Work to complete: Go through the listing beneath this task and return every line that carries the string "急诊科的质量掌控组织与领导".

Given records:
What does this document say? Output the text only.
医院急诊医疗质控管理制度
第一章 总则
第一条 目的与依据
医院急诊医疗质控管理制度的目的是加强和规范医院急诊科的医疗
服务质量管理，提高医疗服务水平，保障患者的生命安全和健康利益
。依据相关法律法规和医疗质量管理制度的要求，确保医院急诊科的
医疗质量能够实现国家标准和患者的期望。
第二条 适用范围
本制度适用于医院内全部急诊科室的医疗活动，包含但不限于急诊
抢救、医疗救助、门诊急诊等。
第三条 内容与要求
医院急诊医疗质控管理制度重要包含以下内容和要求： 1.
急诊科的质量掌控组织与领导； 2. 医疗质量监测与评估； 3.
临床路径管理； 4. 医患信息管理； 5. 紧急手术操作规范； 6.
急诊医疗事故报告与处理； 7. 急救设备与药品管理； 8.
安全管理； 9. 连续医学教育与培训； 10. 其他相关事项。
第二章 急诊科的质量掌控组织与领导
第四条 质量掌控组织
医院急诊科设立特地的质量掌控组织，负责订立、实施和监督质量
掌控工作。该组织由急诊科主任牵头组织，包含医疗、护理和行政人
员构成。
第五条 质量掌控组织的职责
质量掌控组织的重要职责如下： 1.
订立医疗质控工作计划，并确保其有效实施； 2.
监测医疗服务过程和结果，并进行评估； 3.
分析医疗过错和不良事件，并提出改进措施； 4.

Task response:
急诊科的质量掌控组织与领导； 2. 医疗质量监测与评估； 3.
第二章 急诊科的质量掌控组织与领导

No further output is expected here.